* [INSTRUCTIONS FOR THE TASK]
Go through the items below and copy out each line that contains the word "primal", unchanged.

* [THE RECORDS]
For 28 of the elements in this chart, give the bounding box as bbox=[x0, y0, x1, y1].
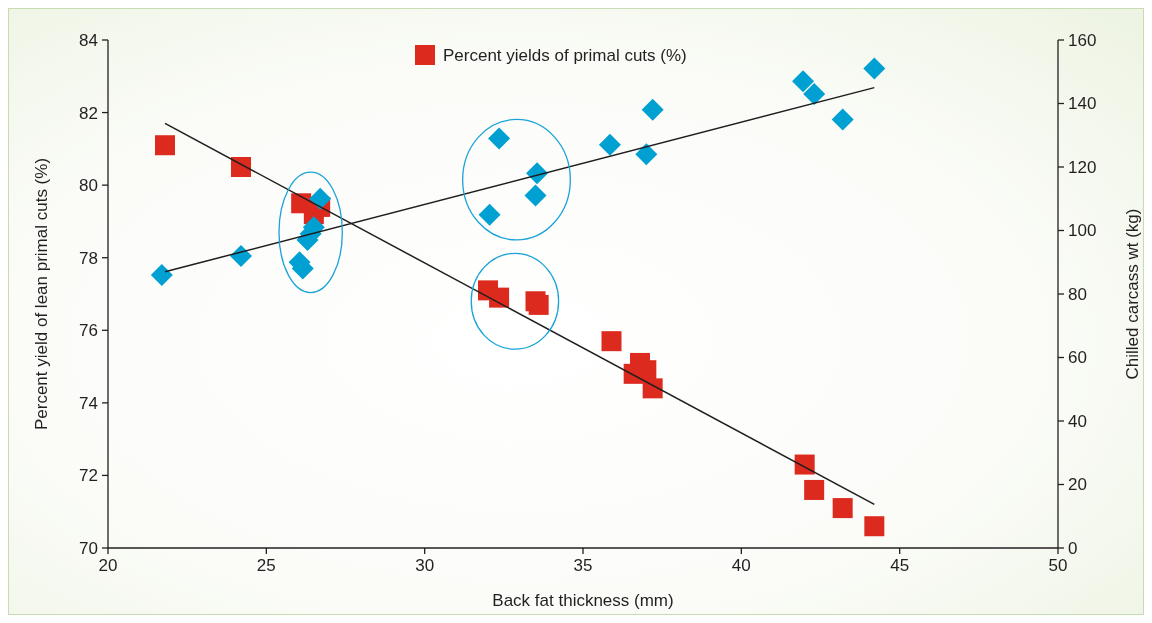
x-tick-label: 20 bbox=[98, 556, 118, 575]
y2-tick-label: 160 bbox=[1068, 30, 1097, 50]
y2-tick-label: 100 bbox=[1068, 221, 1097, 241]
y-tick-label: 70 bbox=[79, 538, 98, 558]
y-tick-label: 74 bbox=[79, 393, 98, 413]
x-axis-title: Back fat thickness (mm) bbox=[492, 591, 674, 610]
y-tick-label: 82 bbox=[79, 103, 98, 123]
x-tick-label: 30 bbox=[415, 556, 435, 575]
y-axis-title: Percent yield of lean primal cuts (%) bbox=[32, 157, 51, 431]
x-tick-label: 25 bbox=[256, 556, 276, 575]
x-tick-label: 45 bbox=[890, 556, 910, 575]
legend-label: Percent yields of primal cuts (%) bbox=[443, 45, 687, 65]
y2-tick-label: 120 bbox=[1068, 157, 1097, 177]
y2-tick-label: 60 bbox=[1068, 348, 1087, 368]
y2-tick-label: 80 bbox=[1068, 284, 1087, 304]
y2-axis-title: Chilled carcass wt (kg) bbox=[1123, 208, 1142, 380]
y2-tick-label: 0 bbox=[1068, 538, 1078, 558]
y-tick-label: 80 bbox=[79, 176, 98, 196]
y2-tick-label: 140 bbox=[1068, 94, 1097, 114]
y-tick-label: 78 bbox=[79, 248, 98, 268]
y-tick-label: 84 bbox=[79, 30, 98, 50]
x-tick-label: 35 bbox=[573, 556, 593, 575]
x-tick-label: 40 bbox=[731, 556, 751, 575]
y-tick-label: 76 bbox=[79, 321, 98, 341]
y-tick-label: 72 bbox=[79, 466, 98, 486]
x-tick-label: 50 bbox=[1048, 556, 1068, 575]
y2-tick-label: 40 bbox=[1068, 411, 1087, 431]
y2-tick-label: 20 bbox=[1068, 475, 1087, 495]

--

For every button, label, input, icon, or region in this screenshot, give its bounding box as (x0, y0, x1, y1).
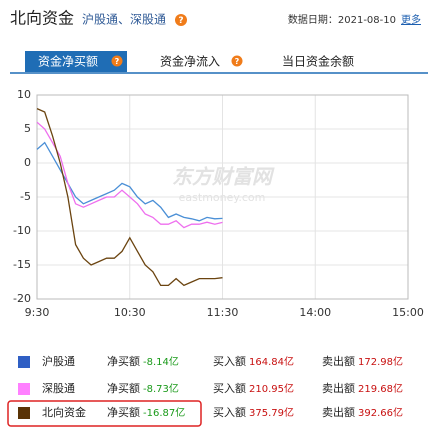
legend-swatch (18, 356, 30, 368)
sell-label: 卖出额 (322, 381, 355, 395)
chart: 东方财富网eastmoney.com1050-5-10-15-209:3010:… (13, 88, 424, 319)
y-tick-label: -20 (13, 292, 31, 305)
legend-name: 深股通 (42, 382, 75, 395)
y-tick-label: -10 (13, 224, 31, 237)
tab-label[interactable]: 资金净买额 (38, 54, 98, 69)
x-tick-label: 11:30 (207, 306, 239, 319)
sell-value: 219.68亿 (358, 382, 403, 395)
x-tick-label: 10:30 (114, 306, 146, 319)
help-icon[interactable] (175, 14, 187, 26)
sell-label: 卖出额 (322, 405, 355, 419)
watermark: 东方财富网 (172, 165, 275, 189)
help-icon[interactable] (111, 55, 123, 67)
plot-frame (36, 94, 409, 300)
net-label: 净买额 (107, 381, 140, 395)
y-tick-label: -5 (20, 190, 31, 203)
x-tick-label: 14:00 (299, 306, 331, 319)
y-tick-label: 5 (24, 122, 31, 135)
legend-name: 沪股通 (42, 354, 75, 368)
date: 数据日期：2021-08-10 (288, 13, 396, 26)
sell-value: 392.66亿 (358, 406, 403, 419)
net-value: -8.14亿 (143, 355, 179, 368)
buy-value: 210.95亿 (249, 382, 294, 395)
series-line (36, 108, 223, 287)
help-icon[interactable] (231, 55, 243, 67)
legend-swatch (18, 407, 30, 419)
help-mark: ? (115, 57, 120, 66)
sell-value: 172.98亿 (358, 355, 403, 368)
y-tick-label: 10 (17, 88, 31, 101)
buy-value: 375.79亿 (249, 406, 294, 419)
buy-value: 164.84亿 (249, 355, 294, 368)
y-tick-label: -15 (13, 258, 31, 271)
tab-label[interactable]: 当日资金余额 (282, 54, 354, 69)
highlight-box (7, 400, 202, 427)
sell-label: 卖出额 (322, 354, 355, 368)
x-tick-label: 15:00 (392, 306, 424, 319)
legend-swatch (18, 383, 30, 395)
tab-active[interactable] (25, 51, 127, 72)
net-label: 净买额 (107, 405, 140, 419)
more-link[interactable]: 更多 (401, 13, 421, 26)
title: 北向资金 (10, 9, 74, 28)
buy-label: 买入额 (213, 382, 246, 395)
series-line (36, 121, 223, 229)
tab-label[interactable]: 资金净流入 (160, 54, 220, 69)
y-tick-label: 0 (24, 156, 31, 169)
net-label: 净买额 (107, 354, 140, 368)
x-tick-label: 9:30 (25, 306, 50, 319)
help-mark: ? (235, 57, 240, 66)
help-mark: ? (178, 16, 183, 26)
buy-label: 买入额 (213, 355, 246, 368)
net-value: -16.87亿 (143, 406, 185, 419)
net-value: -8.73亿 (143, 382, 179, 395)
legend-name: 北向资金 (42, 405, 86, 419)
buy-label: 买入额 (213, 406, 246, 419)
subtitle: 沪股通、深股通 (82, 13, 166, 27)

...

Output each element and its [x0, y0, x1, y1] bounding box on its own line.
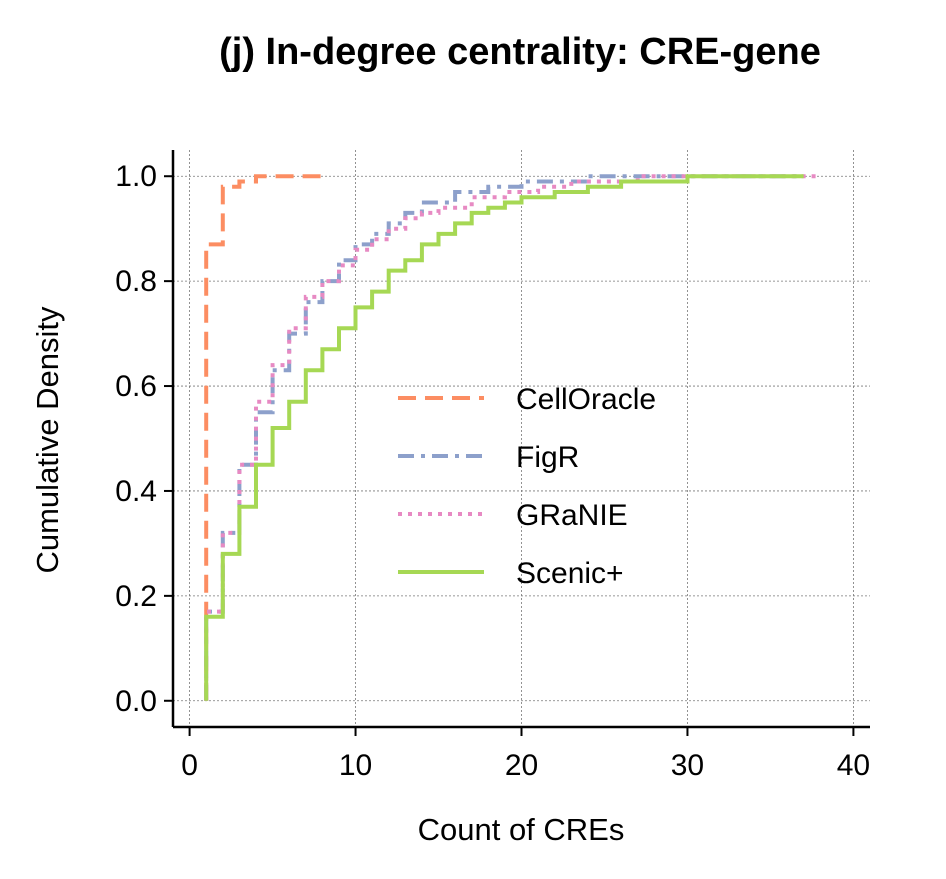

* [RESULT BELOW]
y-axis-title: Percent yield of lean primal cuts (%) bbox=[32, 157, 51, 431]
legend-label: Percent yields of primal cuts (%) bbox=[443, 45, 687, 65]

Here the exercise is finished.